> **Data for this exercise**
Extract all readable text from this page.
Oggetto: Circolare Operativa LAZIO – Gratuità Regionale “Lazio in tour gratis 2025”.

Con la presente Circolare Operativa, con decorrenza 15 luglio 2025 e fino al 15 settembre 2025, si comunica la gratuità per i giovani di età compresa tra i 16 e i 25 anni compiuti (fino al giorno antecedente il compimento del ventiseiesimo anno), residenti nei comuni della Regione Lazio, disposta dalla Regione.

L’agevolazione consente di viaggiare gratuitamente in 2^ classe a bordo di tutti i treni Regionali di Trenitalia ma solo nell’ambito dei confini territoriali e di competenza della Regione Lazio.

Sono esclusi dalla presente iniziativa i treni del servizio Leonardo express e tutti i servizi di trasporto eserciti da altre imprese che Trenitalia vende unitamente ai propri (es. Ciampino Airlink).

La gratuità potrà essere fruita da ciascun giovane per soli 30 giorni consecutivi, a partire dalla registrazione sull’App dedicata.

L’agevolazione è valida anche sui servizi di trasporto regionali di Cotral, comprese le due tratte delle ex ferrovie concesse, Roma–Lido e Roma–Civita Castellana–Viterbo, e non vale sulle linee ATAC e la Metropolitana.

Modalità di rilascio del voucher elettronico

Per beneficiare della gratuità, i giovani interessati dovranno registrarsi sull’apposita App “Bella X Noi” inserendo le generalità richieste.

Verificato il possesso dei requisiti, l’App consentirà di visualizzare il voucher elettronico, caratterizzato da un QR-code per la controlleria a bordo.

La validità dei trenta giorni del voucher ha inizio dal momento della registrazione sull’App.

> **Direction**
All of the entries must be quoted exactly; please include each one.

> **Right answer**
Extract all readable text from this page.
Oggetto: Circolare Operativa LAZIO – Gratuità Regionale “Lazio in tour gratis 2025”.

Con la presente Circolare Operativa, con decorrenza 15 luglio 2025 e fino al 15 settembre 2025, si comunica la gratuità per i giovani di età compresa tra i 16 e i 25 anni compiuti (fino al giorno antecedente il compimento del ventiseiesimo anno), residenti nei comuni della Regione Lazio, disposta dalla Regione.

L’agevolazione consente di viaggiare gratuitamente in 2^ classe a bordo di tutti i treni Regionali di Trenitalia ma solo nell’ambito dei confini territoriali e di competenza della Regione Lazio.

Sono esclusi dalla presente iniziativa i treni del servizio Leonardo express e tutti i servizi di trasporto eserciti da altre imprese che Trenitalia vende unitamente ai propri (es. Ciampino Airlink).

La gratuità potrà essere fruita da ciascun giovane per soli 30 giorni consecutivi, a partire dalla registrazione sull’App dedicata.

L’agevolazione è valida anche sui servizi di trasporto regionali di Cotral, comprese le due tratte delle ex ferrovie concesse, Roma–Lido e Roma–Civita Castellana–Viterbo, e non vale sulle linee ATAC e la Metropolitana.

Modalità di rilascio del voucher elettronico

Per beneficiare della gratuità, i giovani interessati dovranno registrarsi sull’apposita App “Bella X Noi” inserendo le generalità richieste.

Verificato il possesso dei requisiti, l’App consentirà di visualizzare il voucher elettronico, caratterizzato da un QR-code per la controlleria a bordo.

La validità dei trenta giorni del voucher ha inizio dal momento della registrazione sull’App.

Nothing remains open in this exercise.